TASK STATEMENT - Copy out each line of the material below with no changes.

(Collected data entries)
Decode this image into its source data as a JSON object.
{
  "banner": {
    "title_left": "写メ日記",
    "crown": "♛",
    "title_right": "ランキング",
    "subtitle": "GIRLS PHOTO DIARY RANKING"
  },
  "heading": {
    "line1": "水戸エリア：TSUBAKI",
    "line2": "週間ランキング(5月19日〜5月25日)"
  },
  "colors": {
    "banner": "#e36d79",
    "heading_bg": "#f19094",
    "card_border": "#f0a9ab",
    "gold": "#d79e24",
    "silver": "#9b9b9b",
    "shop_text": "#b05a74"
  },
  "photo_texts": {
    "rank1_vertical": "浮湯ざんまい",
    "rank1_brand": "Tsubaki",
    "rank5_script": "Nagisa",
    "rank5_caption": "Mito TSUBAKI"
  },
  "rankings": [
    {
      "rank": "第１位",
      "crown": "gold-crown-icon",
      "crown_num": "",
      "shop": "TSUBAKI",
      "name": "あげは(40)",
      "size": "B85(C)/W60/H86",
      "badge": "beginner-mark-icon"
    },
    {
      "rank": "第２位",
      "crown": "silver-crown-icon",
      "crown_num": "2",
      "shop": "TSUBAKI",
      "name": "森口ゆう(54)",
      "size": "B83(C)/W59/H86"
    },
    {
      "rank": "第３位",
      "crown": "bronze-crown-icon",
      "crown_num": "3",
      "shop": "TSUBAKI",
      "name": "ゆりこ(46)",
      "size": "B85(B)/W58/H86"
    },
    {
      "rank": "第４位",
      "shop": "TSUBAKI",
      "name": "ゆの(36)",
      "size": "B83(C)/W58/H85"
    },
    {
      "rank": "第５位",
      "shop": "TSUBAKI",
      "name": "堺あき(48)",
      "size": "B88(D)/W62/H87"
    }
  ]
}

FINISHED EXERCISE -
Decode this image into its source data as a JSON object.
{
  "banner": {
    "title_left": "写メ日記",
    "crown": "♛",
    "title_right": "ランキング",
    "subtitle": "GIRLS PHOTO DIARY RANKING"
  },
  "heading": {
    "line1": "水戸エリア：TSUBAKI",
    "line2": "週間ランキング(5月19日〜5月25日)"
  },
  "colors": {
    "banner": "#e36d79",
    "heading_bg": "#f19094",
    "card_border": "#f0a9ab",
    "gold": "#d79e24",
    "silver": "#9b9b9b",
    "shop_text": "#b05a74"
  },
  "photo_texts": {
    "rank1_vertical": "浮湯ざんまい",
    "rank1_brand": "Tsubaki",
    "rank5_script": "Nagisa",
    "rank5_caption": "Mito TSUBAKI"
  },
  "rankings": [
    {
      "rank": "第１位",
      "crown": "gold-crown-icon",
      "crown_num": "",
      "shop": "TSUBAKI",
      "name": "あげは(40)",
      "size": "B85(C)/W60/H86",
      "badge": "beginner-mark-icon"
    },
    {
      "rank": "第２位",
      "crown": "silver-crown-icon",
      "crown_num": "2",
      "shop": "TSUBAKI",
      "name": "森口ゆう(54)",
      "size": "B83(C)/W59/H86"
    },
    {
      "rank": "第３位",
      "crown": "bronze-crown-icon",
      "crown_num": "3",
      "shop": "TSUBAKI",
      "name": "ゆりこ(46)",
      "size": "B85(B)/W58/H86"
    },
    {
      "rank": "第４位",
      "shop": "TSUBAKI",
      "name": "ゆの(36)",
      "size": "B83(C)/W58/H85"
    },
    {
      "rank": "第５位",
      "shop": "TSUBAKI",
      "name": "堺あき(48)",
      "size": "B88(D)/W62/H87"
    }
  ]
}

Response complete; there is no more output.